- **Task to complete**
Copy every line with the string "will" in it.

══════════

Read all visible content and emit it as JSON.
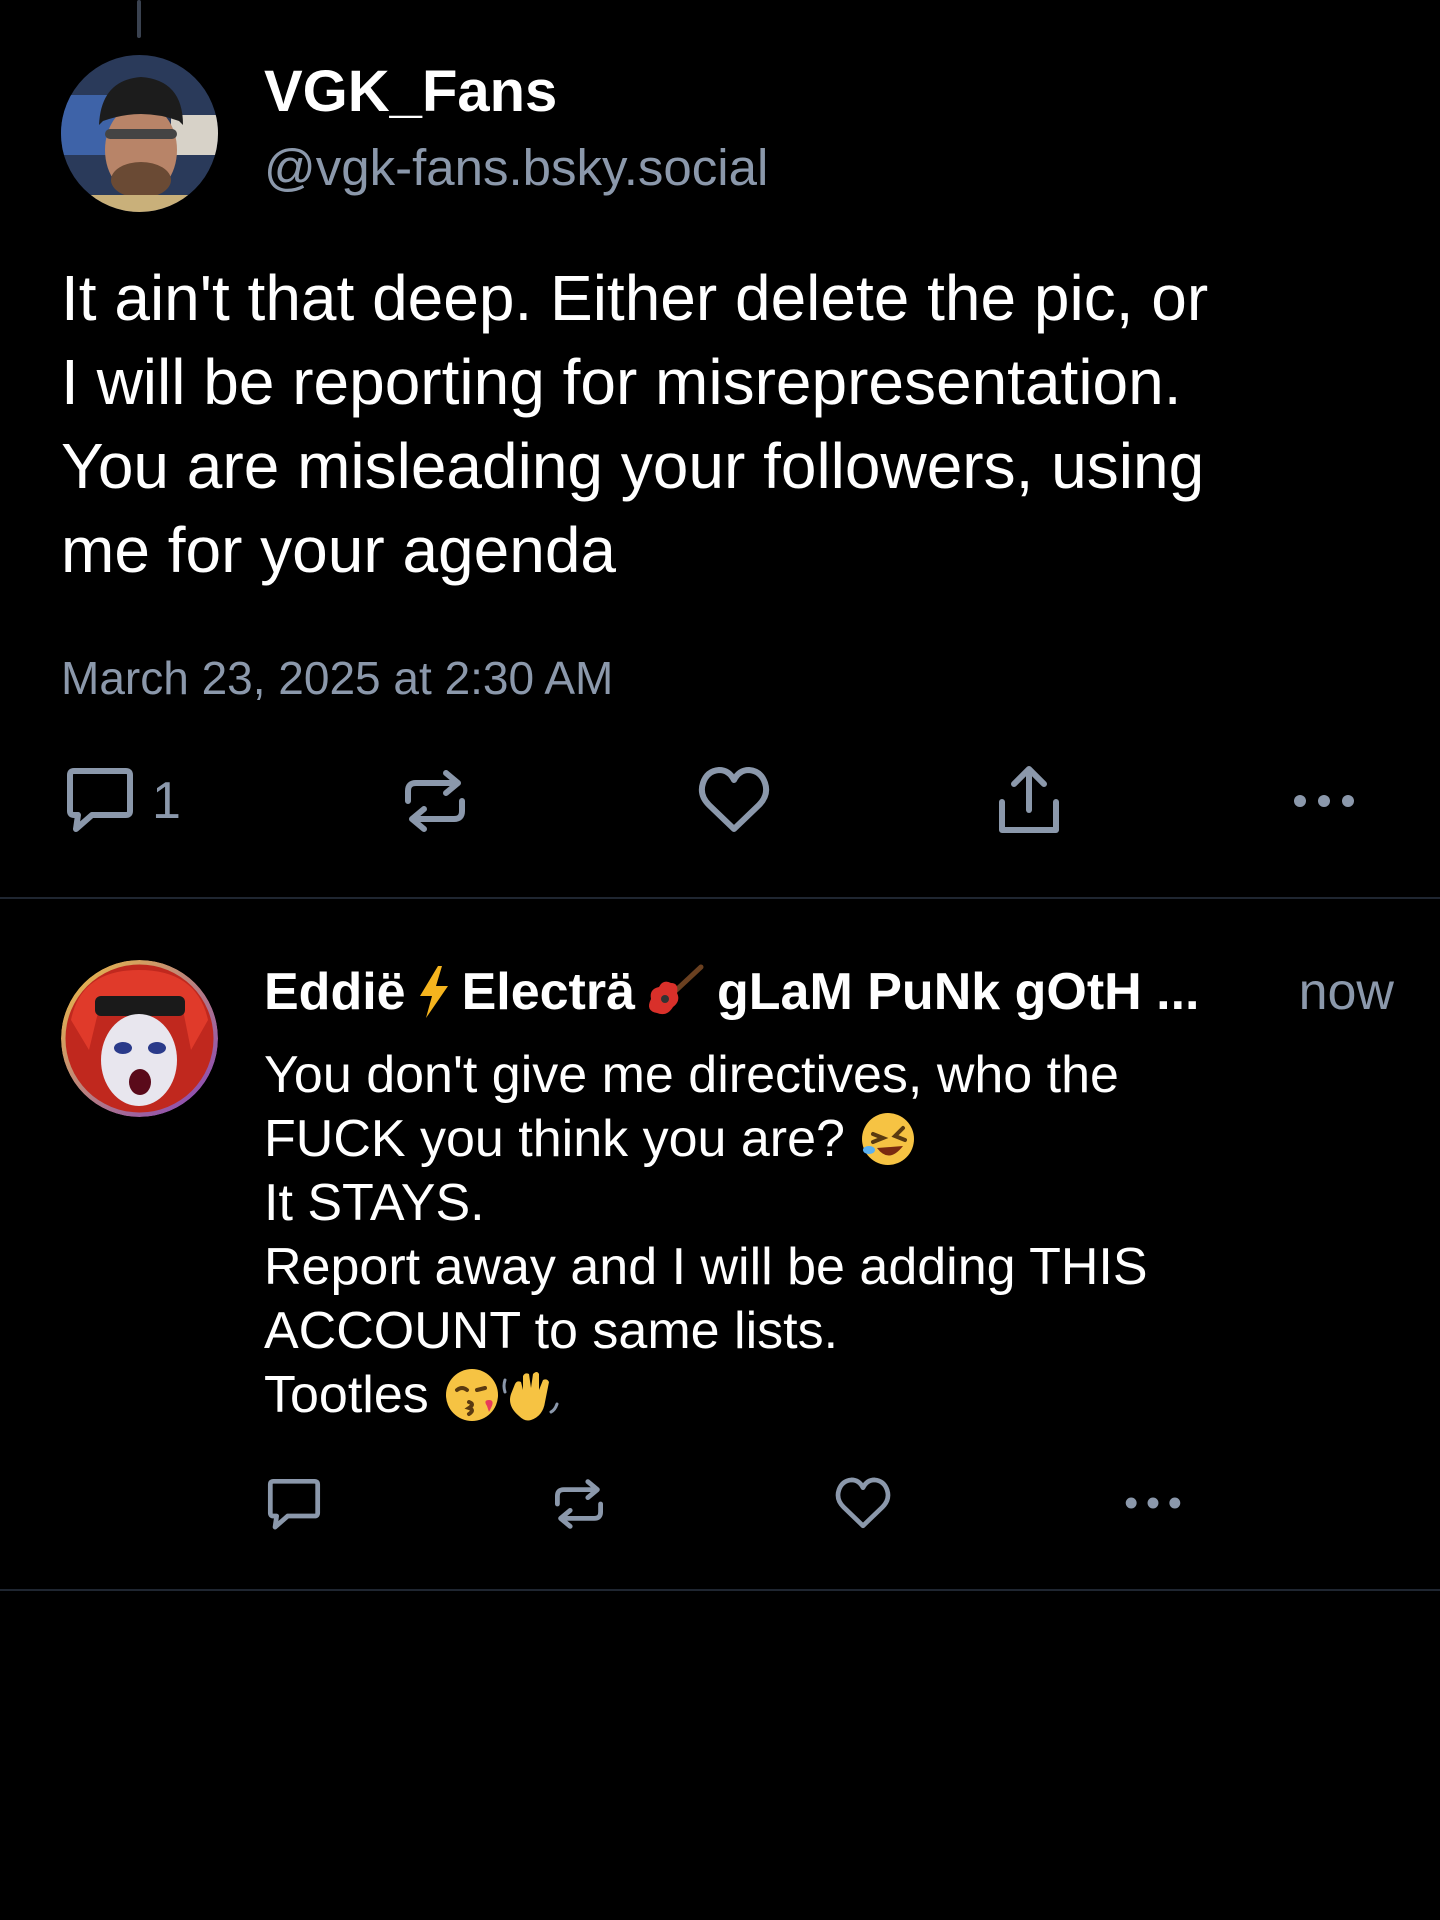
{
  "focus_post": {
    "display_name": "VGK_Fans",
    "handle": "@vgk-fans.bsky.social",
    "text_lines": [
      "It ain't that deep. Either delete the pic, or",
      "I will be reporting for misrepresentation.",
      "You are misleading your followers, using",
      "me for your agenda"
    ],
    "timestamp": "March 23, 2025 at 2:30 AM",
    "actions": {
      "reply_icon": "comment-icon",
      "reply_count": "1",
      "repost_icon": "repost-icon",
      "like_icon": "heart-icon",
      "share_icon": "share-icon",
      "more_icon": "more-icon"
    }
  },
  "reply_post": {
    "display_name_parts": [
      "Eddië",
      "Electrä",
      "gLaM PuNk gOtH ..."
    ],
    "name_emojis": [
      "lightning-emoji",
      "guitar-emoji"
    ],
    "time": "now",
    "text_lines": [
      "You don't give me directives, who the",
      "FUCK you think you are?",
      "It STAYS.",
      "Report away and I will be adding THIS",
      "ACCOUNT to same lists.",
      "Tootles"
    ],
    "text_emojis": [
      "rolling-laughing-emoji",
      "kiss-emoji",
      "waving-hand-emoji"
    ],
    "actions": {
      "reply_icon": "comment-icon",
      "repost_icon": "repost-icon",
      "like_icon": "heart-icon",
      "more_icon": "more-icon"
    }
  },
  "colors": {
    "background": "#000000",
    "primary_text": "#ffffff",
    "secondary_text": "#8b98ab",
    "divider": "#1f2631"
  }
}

══════════

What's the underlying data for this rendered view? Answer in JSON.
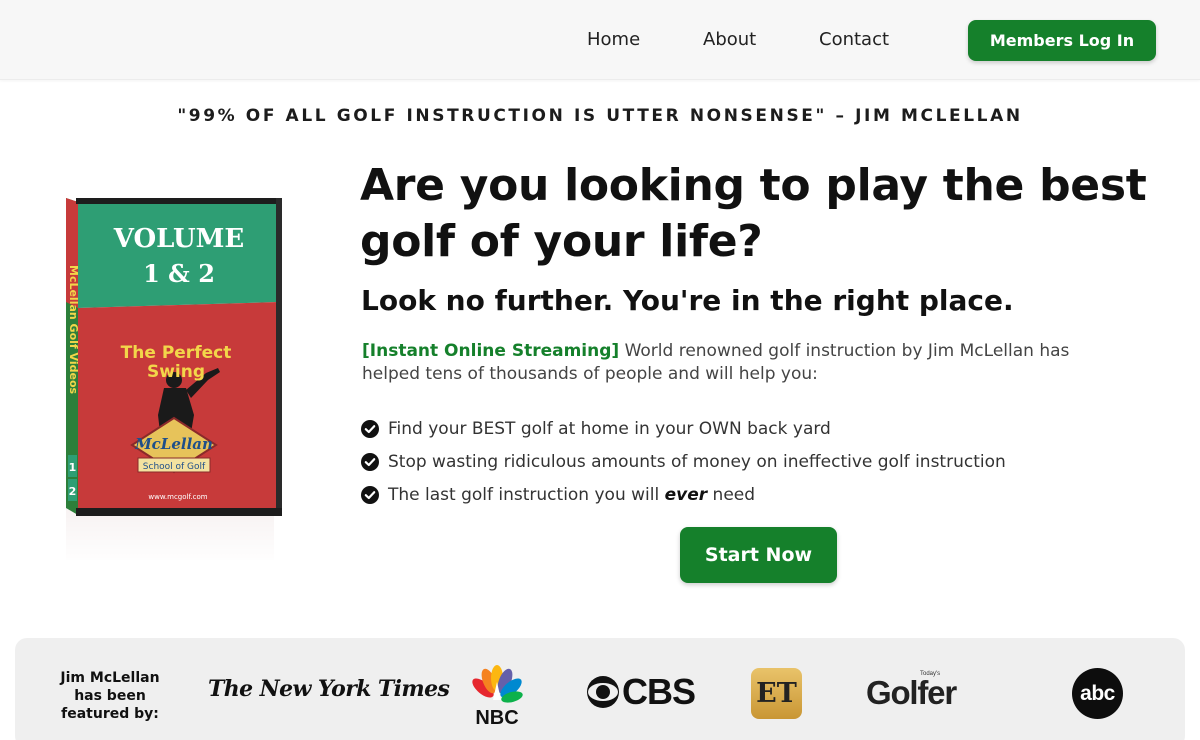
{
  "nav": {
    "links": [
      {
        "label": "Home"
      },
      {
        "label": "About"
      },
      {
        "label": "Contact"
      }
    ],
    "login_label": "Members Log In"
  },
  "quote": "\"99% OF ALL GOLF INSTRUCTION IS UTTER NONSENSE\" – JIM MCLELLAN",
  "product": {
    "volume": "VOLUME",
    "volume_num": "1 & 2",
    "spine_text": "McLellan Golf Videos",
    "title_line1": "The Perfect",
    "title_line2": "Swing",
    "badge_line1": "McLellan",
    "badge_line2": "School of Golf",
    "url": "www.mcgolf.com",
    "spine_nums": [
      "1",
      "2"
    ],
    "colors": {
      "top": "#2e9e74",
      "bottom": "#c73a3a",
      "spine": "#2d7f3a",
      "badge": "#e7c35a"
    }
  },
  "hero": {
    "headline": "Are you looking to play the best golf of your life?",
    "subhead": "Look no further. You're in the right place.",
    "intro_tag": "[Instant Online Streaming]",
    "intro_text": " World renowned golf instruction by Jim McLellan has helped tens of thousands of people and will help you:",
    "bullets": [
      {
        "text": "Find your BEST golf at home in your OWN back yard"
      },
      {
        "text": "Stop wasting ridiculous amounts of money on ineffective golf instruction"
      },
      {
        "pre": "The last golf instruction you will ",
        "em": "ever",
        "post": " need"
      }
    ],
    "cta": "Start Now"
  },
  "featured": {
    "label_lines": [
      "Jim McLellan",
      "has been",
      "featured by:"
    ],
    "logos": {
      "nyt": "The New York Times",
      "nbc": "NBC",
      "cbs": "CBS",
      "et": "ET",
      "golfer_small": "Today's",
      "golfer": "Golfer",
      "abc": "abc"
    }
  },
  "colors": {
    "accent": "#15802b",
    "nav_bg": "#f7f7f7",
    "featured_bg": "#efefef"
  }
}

══════════

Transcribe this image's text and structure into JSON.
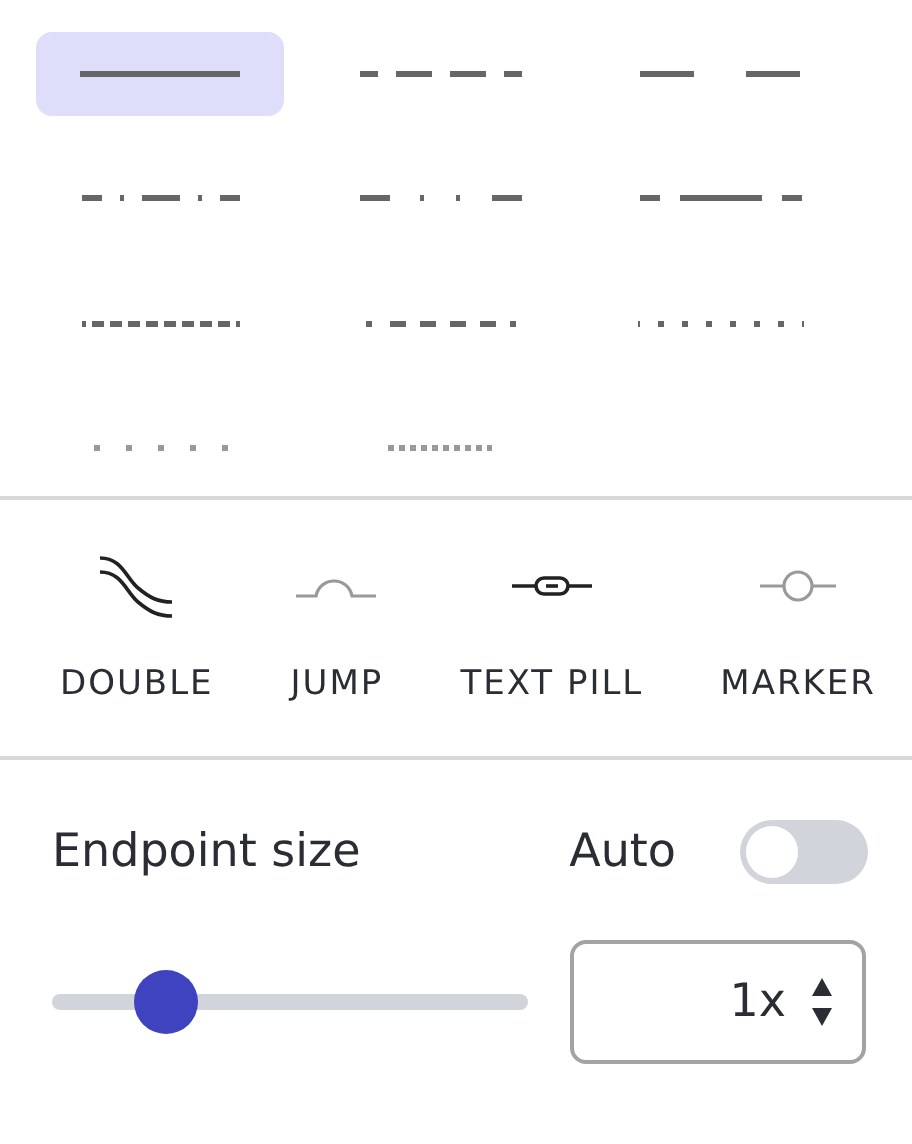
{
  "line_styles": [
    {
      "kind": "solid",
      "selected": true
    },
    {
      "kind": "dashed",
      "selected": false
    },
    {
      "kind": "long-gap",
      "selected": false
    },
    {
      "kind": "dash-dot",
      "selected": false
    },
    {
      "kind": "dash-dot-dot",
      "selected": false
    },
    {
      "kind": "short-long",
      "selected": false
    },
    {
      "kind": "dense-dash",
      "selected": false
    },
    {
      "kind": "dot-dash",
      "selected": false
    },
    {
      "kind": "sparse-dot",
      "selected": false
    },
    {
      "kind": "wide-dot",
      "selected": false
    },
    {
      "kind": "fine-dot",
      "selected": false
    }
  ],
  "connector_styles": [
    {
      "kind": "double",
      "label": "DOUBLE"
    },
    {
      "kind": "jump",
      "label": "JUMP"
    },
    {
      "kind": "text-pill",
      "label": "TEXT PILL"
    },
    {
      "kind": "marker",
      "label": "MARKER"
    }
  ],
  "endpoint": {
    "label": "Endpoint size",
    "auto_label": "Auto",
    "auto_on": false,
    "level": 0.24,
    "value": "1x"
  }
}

══════════

- **Exercise answer**
      "I will be reporting for misrepresentation.",
      "Report away and I will be adding THIS",
    "intro_text": " World renowned golf instruction by Jim McLellan has helped tens of thousands of people and will help you:",
        "pre": "The last golf instruction you will ",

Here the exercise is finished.